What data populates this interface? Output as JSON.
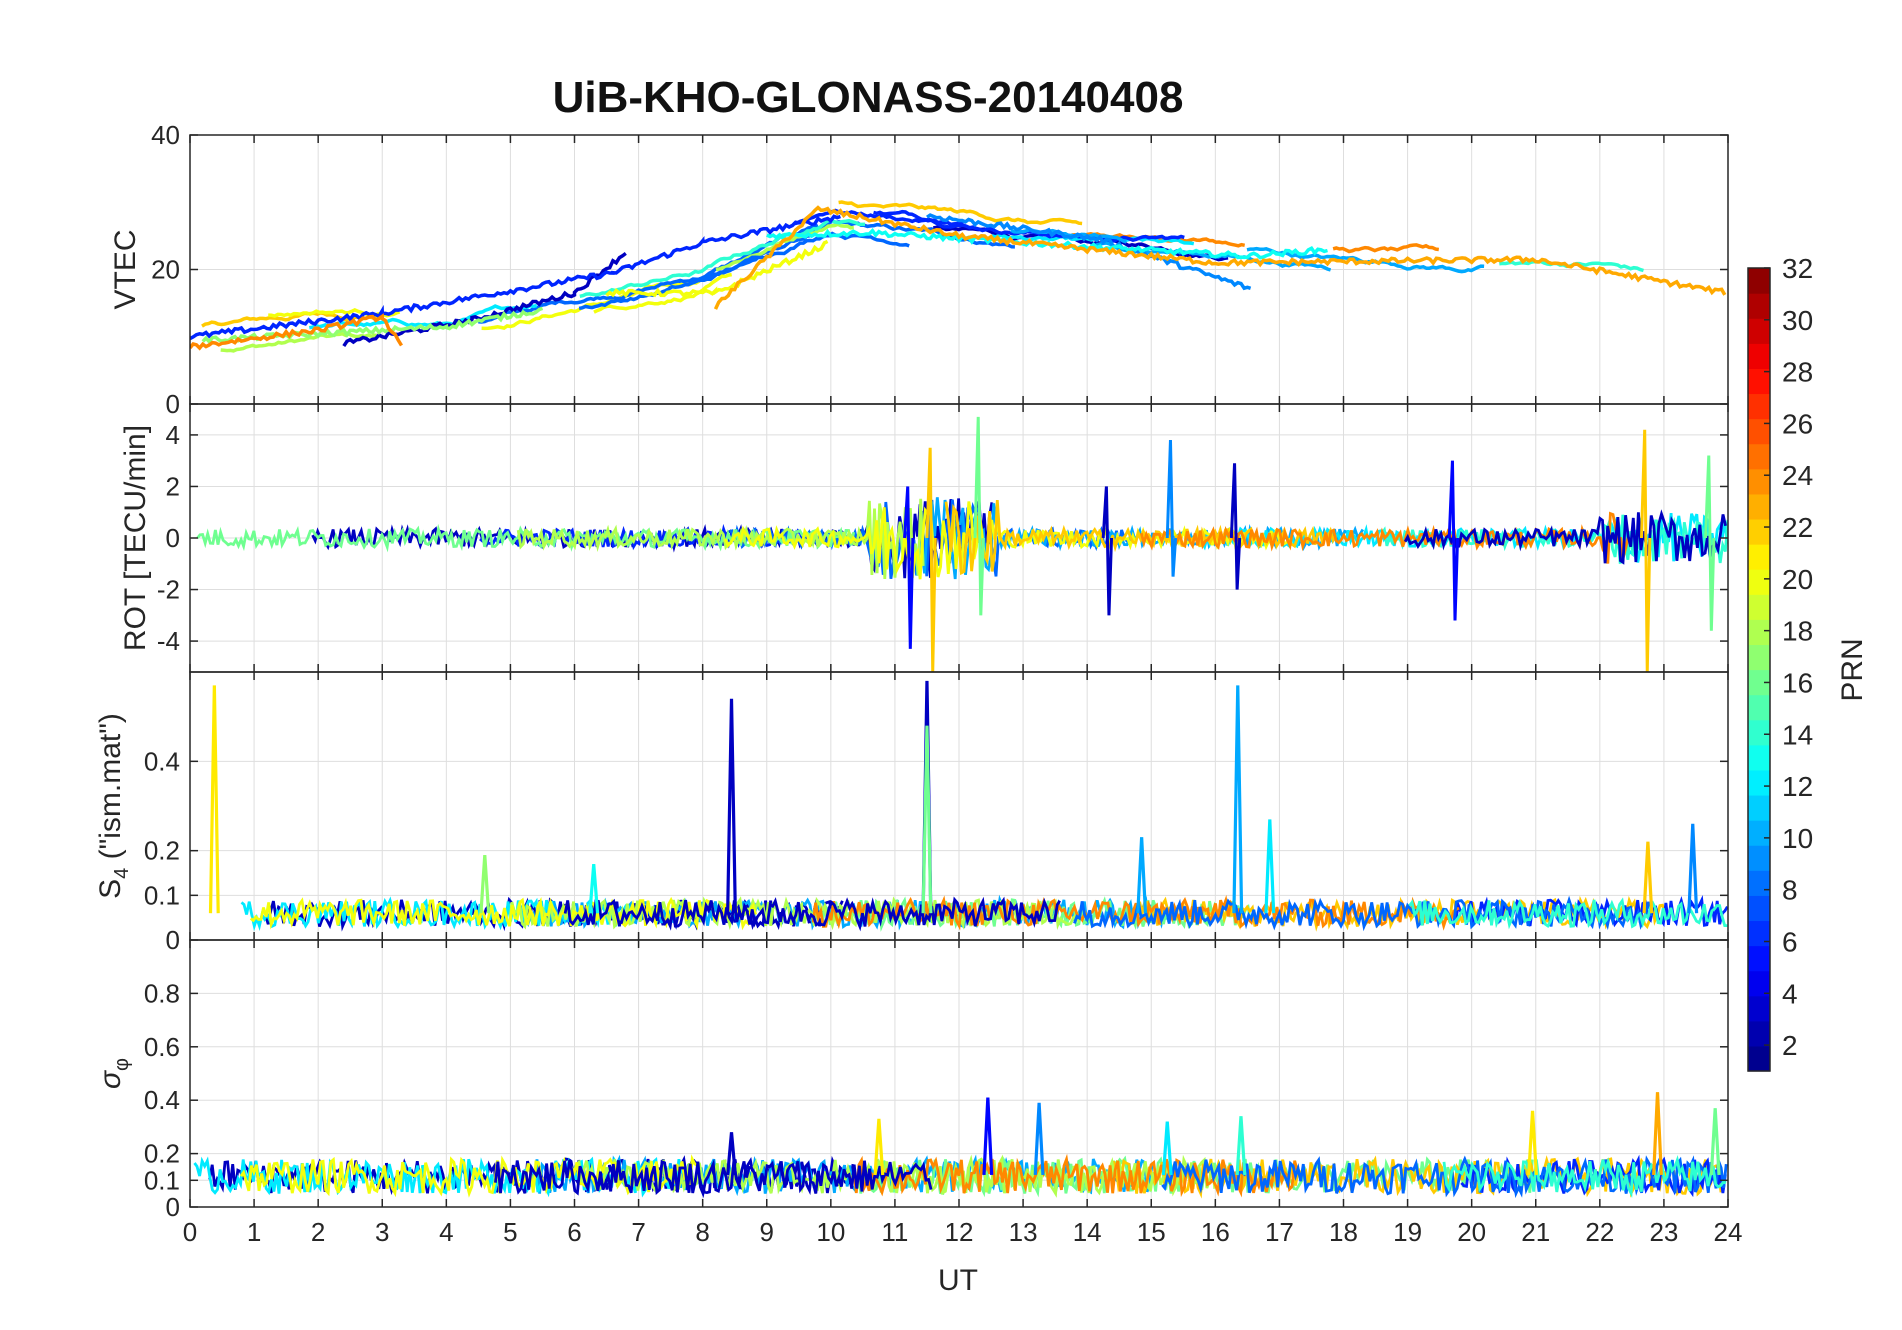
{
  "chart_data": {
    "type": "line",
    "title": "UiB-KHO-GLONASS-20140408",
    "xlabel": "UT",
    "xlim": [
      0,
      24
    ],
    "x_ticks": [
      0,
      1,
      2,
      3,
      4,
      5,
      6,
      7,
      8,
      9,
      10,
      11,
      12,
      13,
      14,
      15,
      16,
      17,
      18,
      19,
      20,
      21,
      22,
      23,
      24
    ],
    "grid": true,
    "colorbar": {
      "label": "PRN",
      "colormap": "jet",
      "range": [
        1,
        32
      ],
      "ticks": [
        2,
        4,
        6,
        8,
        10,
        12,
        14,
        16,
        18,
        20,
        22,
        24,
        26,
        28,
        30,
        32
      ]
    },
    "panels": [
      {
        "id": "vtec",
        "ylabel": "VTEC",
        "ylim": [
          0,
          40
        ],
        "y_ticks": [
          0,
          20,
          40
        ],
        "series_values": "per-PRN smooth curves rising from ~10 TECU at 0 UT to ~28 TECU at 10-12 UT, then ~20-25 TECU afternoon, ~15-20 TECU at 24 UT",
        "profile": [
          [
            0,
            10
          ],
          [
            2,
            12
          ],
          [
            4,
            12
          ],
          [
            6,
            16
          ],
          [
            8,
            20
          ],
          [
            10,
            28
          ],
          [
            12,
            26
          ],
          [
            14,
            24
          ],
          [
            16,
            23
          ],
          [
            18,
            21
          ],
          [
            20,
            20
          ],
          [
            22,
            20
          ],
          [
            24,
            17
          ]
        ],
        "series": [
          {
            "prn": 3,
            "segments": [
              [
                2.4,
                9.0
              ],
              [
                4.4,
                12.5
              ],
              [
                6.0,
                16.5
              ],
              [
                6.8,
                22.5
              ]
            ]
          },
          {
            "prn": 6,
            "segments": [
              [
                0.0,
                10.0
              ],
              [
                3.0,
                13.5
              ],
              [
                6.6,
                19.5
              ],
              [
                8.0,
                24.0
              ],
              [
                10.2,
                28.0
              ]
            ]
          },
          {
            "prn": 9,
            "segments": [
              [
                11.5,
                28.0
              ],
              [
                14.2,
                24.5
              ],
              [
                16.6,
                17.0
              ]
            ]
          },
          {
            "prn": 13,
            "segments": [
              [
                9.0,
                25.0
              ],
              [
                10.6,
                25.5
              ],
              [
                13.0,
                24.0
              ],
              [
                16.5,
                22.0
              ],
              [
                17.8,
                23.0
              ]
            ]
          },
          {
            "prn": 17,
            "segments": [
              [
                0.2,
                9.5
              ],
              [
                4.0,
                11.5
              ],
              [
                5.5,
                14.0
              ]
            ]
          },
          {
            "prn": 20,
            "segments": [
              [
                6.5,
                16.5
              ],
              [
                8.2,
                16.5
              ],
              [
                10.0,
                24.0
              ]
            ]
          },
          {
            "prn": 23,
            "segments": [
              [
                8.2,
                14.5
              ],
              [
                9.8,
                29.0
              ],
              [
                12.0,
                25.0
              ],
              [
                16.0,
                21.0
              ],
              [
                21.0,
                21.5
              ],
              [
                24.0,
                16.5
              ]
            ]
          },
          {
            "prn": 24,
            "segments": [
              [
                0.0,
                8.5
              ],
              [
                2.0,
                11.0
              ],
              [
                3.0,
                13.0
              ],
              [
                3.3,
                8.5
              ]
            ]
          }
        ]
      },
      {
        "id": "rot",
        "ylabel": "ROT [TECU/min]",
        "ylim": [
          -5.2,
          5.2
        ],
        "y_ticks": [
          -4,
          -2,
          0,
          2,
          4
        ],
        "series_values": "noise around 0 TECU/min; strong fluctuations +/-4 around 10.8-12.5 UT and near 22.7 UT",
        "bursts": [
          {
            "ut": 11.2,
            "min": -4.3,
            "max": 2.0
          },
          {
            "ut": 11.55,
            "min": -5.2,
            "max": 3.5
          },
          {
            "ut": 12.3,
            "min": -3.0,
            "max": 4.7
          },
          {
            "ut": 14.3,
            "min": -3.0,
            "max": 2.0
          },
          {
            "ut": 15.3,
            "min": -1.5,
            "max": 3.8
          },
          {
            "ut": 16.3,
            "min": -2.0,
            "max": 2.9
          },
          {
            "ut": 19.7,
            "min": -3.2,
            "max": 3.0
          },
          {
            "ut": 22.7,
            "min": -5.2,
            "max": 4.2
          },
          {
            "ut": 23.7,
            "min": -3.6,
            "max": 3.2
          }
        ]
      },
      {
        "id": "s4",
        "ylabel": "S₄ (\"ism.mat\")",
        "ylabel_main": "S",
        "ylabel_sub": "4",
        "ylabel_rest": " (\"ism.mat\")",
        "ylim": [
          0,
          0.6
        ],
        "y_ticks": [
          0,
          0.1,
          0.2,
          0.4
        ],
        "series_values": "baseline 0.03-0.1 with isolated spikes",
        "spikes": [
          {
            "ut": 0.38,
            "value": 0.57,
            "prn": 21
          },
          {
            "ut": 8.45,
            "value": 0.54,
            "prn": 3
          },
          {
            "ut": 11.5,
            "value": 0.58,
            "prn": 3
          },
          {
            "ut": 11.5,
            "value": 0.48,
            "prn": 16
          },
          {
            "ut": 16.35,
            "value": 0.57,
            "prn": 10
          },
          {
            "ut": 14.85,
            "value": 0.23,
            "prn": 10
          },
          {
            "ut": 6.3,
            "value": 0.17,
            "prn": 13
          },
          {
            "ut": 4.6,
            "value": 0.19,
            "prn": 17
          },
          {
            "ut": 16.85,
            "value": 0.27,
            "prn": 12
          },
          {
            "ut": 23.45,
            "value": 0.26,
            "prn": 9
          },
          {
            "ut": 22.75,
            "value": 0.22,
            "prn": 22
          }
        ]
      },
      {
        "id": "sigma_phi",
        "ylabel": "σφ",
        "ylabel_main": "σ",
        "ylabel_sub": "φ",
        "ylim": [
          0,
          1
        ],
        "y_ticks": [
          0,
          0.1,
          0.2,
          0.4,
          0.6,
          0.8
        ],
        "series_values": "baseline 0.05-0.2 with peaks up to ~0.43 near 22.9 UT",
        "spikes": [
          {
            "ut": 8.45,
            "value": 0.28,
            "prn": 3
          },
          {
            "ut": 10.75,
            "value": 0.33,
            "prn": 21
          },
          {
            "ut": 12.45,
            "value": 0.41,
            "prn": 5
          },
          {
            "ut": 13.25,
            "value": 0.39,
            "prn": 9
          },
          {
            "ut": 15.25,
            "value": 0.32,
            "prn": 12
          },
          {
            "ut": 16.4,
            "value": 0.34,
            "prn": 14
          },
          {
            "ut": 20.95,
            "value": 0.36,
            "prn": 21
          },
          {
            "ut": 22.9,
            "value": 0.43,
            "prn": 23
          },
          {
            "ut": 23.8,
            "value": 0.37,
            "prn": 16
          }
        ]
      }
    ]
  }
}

____________________

__Aim__:
Write out every line above exactly as it is, leaving out the pictures.

__Task output__:
What data populates this interface? Output as JSON.
{
  "chart_data": {
    "type": "line",
    "title": "UiB-KHO-GLONASS-20140408",
    "xlabel": "UT",
    "xlim": [
      0,
      24
    ],
    "x_ticks": [
      0,
      1,
      2,
      3,
      4,
      5,
      6,
      7,
      8,
      9,
      10,
      11,
      12,
      13,
      14,
      15,
      16,
      17,
      18,
      19,
      20,
      21,
      22,
      23,
      24
    ],
    "grid": true,
    "colorbar": {
      "label": "PRN",
      "colormap": "jet",
      "range": [
        1,
        32
      ],
      "ticks": [
        2,
        4,
        6,
        8,
        10,
        12,
        14,
        16,
        18,
        20,
        22,
        24,
        26,
        28,
        30,
        32
      ]
    },
    "panels": [
      {
        "id": "vtec",
        "ylabel": "VTEC",
        "ylim": [
          0,
          40
        ],
        "y_ticks": [
          0,
          20,
          40
        ],
        "series_values": "per-PRN smooth curves rising from ~10 TECU at 0 UT to ~28 TECU at 10-12 UT, then ~20-25 TECU afternoon, ~15-20 TECU at 24 UT",
        "profile": [
          [
            0,
            10
          ],
          [
            2,
            12
          ],
          [
            4,
            12
          ],
          [
            6,
            16
          ],
          [
            8,
            20
          ],
          [
            10,
            28
          ],
          [
            12,
            26
          ],
          [
            14,
            24
          ],
          [
            16,
            23
          ],
          [
            18,
            21
          ],
          [
            20,
            20
          ],
          [
            22,
            20
          ],
          [
            24,
            17
          ]
        ],
        "series": [
          {
            "prn": 3,
            "segments": [
              [
                2.4,
                9.0
              ],
              [
                4.4,
                12.5
              ],
              [
                6.0,
                16.5
              ],
              [
                6.8,
                22.5
              ]
            ]
          },
          {
            "prn": 6,
            "segments": [
              [
                0.0,
                10.0
              ],
              [
                3.0,
                13.5
              ],
              [
                6.6,
                19.5
              ],
              [
                8.0,
                24.0
              ],
              [
                10.2,
                28.0
              ]
            ]
          },
          {
            "prn": 9,
            "segments": [
              [
                11.5,
                28.0
              ],
              [
                14.2,
                24.5
              ],
              [
                16.6,
                17.0
              ]
            ]
          },
          {
            "prn": 13,
            "segments": [
              [
                9.0,
                25.0
              ],
              [
                10.6,
                25.5
              ],
              [
                13.0,
                24.0
              ],
              [
                16.5,
                22.0
              ],
              [
                17.8,
                23.0
              ]
            ]
          },
          {
            "prn": 17,
            "segments": [
              [
                0.2,
                9.5
              ],
              [
                4.0,
                11.5
              ],
              [
                5.5,
                14.0
              ]
            ]
          },
          {
            "prn": 20,
            "segments": [
              [
                6.5,
                16.5
              ],
              [
                8.2,
                16.5
              ],
              [
                10.0,
                24.0
              ]
            ]
          },
          {
            "prn": 23,
            "segments": [
              [
                8.2,
                14.5
              ],
              [
                9.8,
                29.0
              ],
              [
                12.0,
                25.0
              ],
              [
                16.0,
                21.0
              ],
              [
                21.0,
                21.5
              ],
              [
                24.0,
                16.5
              ]
            ]
          },
          {
            "prn": 24,
            "segments": [
              [
                0.0,
                8.5
              ],
              [
                2.0,
                11.0
              ],
              [
                3.0,
                13.0
              ],
              [
                3.3,
                8.5
              ]
            ]
          }
        ]
      },
      {
        "id": "rot",
        "ylabel": "ROT [TECU/min]",
        "ylim": [
          -5.2,
          5.2
        ],
        "y_ticks": [
          -4,
          -2,
          0,
          2,
          4
        ],
        "series_values": "noise around 0 TECU/min; strong fluctuations +/-4 around 10.8-12.5 UT and near 22.7 UT",
        "bursts": [
          {
            "ut": 11.2,
            "min": -4.3,
            "max": 2.0
          },
          {
            "ut": 11.55,
            "min": -5.2,
            "max": 3.5
          },
          {
            "ut": 12.3,
            "min": -3.0,
            "max": 4.7
          },
          {
            "ut": 14.3,
            "min": -3.0,
            "max": 2.0
          },
          {
            "ut": 15.3,
            "min": -1.5,
            "max": 3.8
          },
          {
            "ut": 16.3,
            "min": -2.0,
            "max": 2.9
          },
          {
            "ut": 19.7,
            "min": -3.2,
            "max": 3.0
          },
          {
            "ut": 22.7,
            "min": -5.2,
            "max": 4.2
          },
          {
            "ut": 23.7,
            "min": -3.6,
            "max": 3.2
          }
        ]
      },
      {
        "id": "s4",
        "ylabel": "S₄ (\"ism.mat\")",
        "ylabel_main": "S",
        "ylabel_sub": "4",
        "ylabel_rest": " (\"ism.mat\")",
        "ylim": [
          0,
          0.6
        ],
        "y_ticks": [
          0,
          0.1,
          0.2,
          0.4
        ],
        "series_values": "baseline 0.03-0.1 with isolated spikes",
        "spikes": [
          {
            "ut": 0.38,
            "value": 0.57,
            "prn": 21
          },
          {
            "ut": 8.45,
            "value": 0.54,
            "prn": 3
          },
          {
            "ut": 11.5,
            "value": 0.58,
            "prn": 3
          },
          {
            "ut": 11.5,
            "value": 0.48,
            "prn": 16
          },
          {
            "ut": 16.35,
            "value": 0.57,
            "prn": 10
          },
          {
            "ut": 14.85,
            "value": 0.23,
            "prn": 10
          },
          {
            "ut": 6.3,
            "value": 0.17,
            "prn": 13
          },
          {
            "ut": 4.6,
            "value": 0.19,
            "prn": 17
          },
          {
            "ut": 16.85,
            "value": 0.27,
            "prn": 12
          },
          {
            "ut": 23.45,
            "value": 0.26,
            "prn": 9
          },
          {
            "ut": 22.75,
            "value": 0.22,
            "prn": 22
          }
        ]
      },
      {
        "id": "sigma_phi",
        "ylabel": "σφ",
        "ylabel_main": "σ",
        "ylabel_sub": "φ",
        "ylim": [
          0,
          1
        ],
        "y_ticks": [
          0,
          0.1,
          0.2,
          0.4,
          0.6,
          0.8
        ],
        "series_values": "baseline 0.05-0.2 with peaks up to ~0.43 near 22.9 UT",
        "spikes": [
          {
            "ut": 8.45,
            "value": 0.28,
            "prn": 3
          },
          {
            "ut": 10.75,
            "value": 0.33,
            "prn": 21
          },
          {
            "ut": 12.45,
            "value": 0.41,
            "prn": 5
          },
          {
            "ut": 13.25,
            "value": 0.39,
            "prn": 9
          },
          {
            "ut": 15.25,
            "value": 0.32,
            "prn": 12
          },
          {
            "ut": 16.4,
            "value": 0.34,
            "prn": 14
          },
          {
            "ut": 20.95,
            "value": 0.36,
            "prn": 21
          },
          {
            "ut": 22.9,
            "value": 0.43,
            "prn": 23
          },
          {
            "ut": 23.8,
            "value": 0.37,
            "prn": 16
          }
        ]
      }
    ]
  }
}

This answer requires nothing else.